DO THIS:
Locate every line below that contains the word "untitled" and copy it.

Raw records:
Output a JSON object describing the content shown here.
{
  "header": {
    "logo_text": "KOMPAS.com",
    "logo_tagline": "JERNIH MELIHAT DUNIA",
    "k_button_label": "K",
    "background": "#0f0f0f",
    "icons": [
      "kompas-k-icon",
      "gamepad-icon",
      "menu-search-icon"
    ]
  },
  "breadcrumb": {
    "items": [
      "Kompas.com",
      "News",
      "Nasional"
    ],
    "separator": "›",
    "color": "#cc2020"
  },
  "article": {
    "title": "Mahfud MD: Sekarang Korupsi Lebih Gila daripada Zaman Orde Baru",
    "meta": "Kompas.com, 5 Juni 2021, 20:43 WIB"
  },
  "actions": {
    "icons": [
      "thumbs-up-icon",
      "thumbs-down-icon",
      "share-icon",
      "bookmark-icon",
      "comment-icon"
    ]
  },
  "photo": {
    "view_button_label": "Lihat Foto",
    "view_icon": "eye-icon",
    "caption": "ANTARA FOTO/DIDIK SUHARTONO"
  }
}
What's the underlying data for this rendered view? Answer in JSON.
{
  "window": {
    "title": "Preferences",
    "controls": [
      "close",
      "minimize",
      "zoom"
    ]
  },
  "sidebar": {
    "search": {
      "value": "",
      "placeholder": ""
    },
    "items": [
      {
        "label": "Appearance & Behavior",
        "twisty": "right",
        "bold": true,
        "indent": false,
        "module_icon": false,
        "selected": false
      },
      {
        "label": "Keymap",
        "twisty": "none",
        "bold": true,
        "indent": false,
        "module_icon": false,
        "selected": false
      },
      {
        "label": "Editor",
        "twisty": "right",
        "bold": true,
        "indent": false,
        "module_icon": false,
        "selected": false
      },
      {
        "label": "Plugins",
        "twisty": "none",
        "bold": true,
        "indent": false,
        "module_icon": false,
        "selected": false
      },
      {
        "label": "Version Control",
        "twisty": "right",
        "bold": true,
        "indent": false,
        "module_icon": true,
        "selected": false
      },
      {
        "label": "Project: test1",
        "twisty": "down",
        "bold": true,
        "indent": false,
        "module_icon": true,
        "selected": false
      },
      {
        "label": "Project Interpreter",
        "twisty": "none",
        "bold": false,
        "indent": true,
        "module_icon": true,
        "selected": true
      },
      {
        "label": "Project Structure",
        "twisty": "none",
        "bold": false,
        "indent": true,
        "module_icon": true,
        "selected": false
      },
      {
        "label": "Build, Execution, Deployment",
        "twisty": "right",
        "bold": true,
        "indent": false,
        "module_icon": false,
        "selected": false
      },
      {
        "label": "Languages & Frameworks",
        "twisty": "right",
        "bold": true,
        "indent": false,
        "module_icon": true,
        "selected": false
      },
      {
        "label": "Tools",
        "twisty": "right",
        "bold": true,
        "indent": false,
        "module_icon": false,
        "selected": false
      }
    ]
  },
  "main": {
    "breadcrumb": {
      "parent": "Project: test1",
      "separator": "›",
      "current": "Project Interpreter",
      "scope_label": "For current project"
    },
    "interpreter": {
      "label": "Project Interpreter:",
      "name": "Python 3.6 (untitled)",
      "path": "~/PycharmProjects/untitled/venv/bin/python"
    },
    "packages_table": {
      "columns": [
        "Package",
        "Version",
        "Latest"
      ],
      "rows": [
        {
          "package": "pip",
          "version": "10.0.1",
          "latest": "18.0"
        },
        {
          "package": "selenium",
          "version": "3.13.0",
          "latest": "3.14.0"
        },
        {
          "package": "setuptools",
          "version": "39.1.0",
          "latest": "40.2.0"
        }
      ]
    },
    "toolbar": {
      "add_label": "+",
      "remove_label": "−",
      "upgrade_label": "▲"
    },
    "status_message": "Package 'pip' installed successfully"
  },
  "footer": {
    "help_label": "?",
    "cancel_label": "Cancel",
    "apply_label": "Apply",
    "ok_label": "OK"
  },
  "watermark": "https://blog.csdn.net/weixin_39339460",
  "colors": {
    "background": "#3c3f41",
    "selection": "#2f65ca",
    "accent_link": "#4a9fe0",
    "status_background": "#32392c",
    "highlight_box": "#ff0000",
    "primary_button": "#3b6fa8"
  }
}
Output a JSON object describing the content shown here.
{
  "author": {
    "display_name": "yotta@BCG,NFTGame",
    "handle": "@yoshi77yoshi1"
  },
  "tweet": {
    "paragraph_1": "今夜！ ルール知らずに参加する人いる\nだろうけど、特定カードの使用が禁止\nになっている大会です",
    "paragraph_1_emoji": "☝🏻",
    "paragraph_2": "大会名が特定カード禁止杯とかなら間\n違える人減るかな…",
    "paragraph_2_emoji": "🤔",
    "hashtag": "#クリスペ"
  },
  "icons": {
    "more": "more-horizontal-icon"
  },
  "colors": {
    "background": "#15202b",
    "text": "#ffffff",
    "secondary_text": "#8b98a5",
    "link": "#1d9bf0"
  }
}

CORRECT RESPONSE:
      "name": "Python 3.6 (untitled)",
      "path": "~/PycharmProjects/untitled/venv/bin/python"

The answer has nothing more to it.